--- Data supplied ---
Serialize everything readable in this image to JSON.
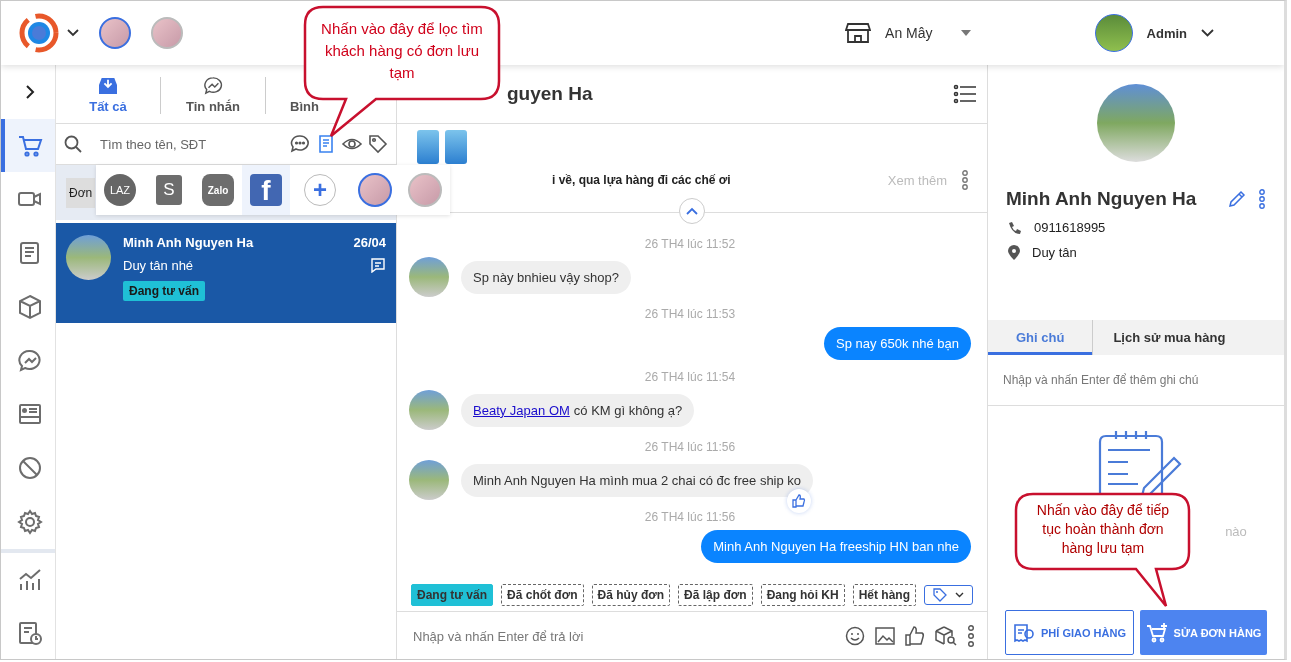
{
  "topbar": {
    "accounts": [
      {
        "selected": true
      },
      {
        "selected": false
      }
    ],
    "store": "An Mây",
    "user": "Admin"
  },
  "rail": {
    "items": [
      {
        "kind": "expand",
        "selected": false
      },
      {
        "kind": "cart",
        "selected": true
      },
      {
        "kind": "video",
        "selected": false
      },
      {
        "kind": "orders",
        "selected": false
      },
      {
        "kind": "products",
        "selected": false
      },
      {
        "kind": "messages",
        "selected": false
      },
      {
        "kind": "contacts",
        "selected": false
      },
      {
        "kind": "blocked",
        "selected": false
      },
      {
        "kind": "settings",
        "selected": false
      }
    ],
    "bottom_items": [
      {
        "kind": "reports",
        "selected": false
      },
      {
        "kind": "history",
        "selected": false
      }
    ]
  },
  "inbox": {
    "tabs": [
      {
        "label": "Tất cả",
        "kind": "all",
        "selected": true
      },
      {
        "label": "Tin nhắn",
        "kind": "messages",
        "selected": false
      },
      {
        "label": "Bình",
        "kind": "comments",
        "selected": false
      }
    ],
    "search": {
      "placeholder": "Tìm theo tên, SĐT"
    },
    "filters": [
      {
        "kind": "unread",
        "selected": false
      },
      {
        "kind": "draft_orders",
        "selected": true
      },
      {
        "kind": "seen",
        "selected": false
      },
      {
        "kind": "tags",
        "selected": false
      }
    ],
    "filter_label": "Đơn",
    "channels": [
      {
        "kind": "lazada",
        "label": "LAZ",
        "selected": false
      },
      {
        "kind": "shopee",
        "label": "S",
        "selected": false
      },
      {
        "kind": "zalo",
        "label": "Zalo",
        "selected": false
      },
      {
        "kind": "facebook",
        "label": "f",
        "selected": true
      },
      {
        "kind": "add",
        "label": "+",
        "selected": false
      },
      {
        "kind": "account",
        "selected": true
      },
      {
        "kind": "account",
        "selected": false
      }
    ],
    "conversations": [
      {
        "name": "Minh Anh Nguyen Ha",
        "date": "26/04",
        "preview": "Duy tân nhé",
        "tag": "Đang tư vấn",
        "selected": true
      }
    ]
  },
  "chat": {
    "contact_name": "guyen Ha",
    "pinned": {
      "text": "i về, qua lựa hàng đi các chế ơi",
      "more": "Xem thêm"
    },
    "messages": [
      {
        "time": "26 TH4 lúc 11:52",
        "kind": "incoming",
        "text": "Sp này bnhieu vậy shop?",
        "liked": false
      },
      {
        "time": "26 TH4 lúc 11:53",
        "kind": "outgoing",
        "text": "Sp nay 650k nhé bạn",
        "liked": false
      },
      {
        "time": "26 TH4 lúc 11:54",
        "kind": "incoming",
        "link": "Beaty Japan OM",
        "text": "có KM gì không ạ?",
        "liked": false
      },
      {
        "time": "26 TH4 lúc 11:56",
        "kind": "incoming",
        "text": "Minh Anh Nguyen Ha mình mua 2 chai có đc free ship ko",
        "liked": true
      },
      {
        "time": "26 TH4 lúc 11:56",
        "kind": "outgoing",
        "text": "Minh Anh Nguyen Ha freeship HN ban nhe",
        "liked": false
      }
    ],
    "tags": [
      {
        "label": "Đang tư vấn",
        "selected": true
      },
      {
        "label": "Đã chốt đơn",
        "selected": false
      },
      {
        "label": "Đã hủy đơn",
        "selected": false
      },
      {
        "label": "Đã lập đơn",
        "selected": false
      },
      {
        "label": "Đang hỏi KH",
        "selected": false
      },
      {
        "label": "Hết hàng",
        "selected": false
      }
    ],
    "reply": {
      "placeholder": "Nhập và nhấn Enter để trả lời"
    }
  },
  "customer": {
    "name": "Minh Anh Nguyen Ha",
    "phone": "0911618995",
    "address": "Duy tân",
    "tabs": [
      {
        "label": "Ghi chú",
        "selected": true
      },
      {
        "label": "Lịch sử mua hàng",
        "selected": false
      }
    ],
    "note": {
      "placeholder": "Nhập và nhấn Enter để thêm ghi chú"
    },
    "empty_text": "nào",
    "buttons": [
      {
        "label": "PHÍ GIAO HÀNG",
        "kind": "outline"
      },
      {
        "label": "SỬA ĐƠN HÀNG",
        "kind": "primary"
      }
    ]
  },
  "callouts": [
    {
      "text": "Nhấn vào đây để lọc tìm khách hàng có đơn lưu tạm"
    },
    {
      "text": "Nhấn vào đây để tiếp tục hoàn thành đơn hàng lưu tạm"
    }
  ]
}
---
Exercise | Using the entries above, find all lines with "Enter". Copy them.

Finished answer |
      "placeholder": "Nhập và nhấn Enter để trả lời"
      "placeholder": "Nhập và nhấn Enter để thêm ghi chú"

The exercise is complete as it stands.